-- Given request --
Images are not part of the copy; transcribe all the data exactly.

-- Exercise inputs --
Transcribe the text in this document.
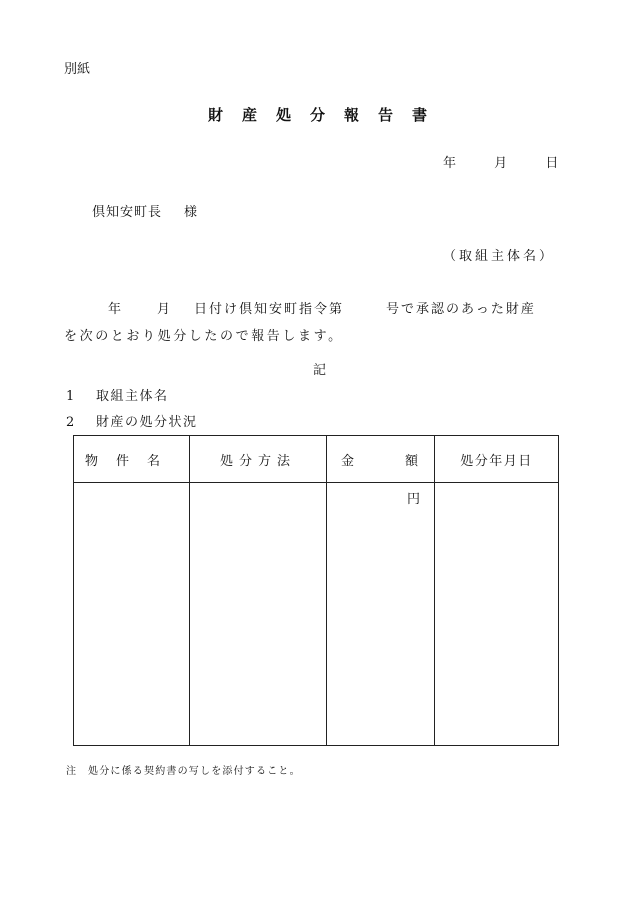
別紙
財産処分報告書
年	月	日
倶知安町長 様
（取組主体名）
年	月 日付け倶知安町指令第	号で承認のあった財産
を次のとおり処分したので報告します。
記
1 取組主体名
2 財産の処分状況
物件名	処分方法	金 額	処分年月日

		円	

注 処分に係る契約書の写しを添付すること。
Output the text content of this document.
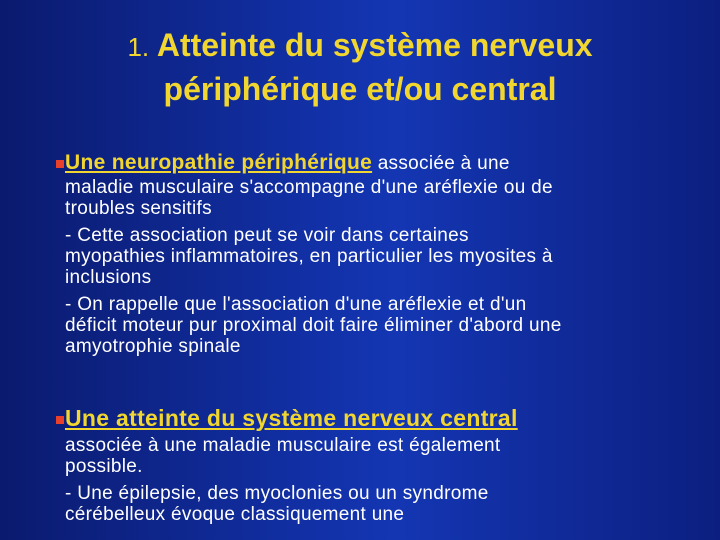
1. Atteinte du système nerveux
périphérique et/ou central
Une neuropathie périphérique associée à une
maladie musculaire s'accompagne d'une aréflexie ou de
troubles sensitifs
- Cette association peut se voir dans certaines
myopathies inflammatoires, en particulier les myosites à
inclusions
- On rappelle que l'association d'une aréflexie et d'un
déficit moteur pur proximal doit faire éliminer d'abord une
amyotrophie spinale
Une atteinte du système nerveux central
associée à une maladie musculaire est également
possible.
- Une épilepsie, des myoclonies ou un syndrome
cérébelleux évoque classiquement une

-- Answer --
Transcribe the text in this document.
別紙
財産処分報告書
年	月	日
倶知安町長 様
（取組主体名）
年	月 日付け倶知安町指令第	号で承認のあった財産
を次のとおり処分したので報告します。
記
1 取組主体名
2 財産の処分状況
物件名	処分方法	金 額	処分年月日

		円	

注 処分に係る契約書の写しを添付すること。
Output the text content of this document.
1. Atteinte du système nerveux
périphérique et/ou central
Une neuropathie périphérique associée à une
maladie musculaire s'accompagne d'une aréflexie ou de
troubles sensitifs
- Cette association peut se voir dans certaines
myopathies inflammatoires, en particulier les myosites à
inclusions
- On rappelle que l'association d'une aréflexie et d'un
déficit moteur pur proximal doit faire éliminer d'abord une
amyotrophie spinale
Une atteinte du système nerveux central
associée à une maladie musculaire est également
possible.
- Une épilepsie, des myoclonies ou un syndrome
cérébelleux évoque classiquement une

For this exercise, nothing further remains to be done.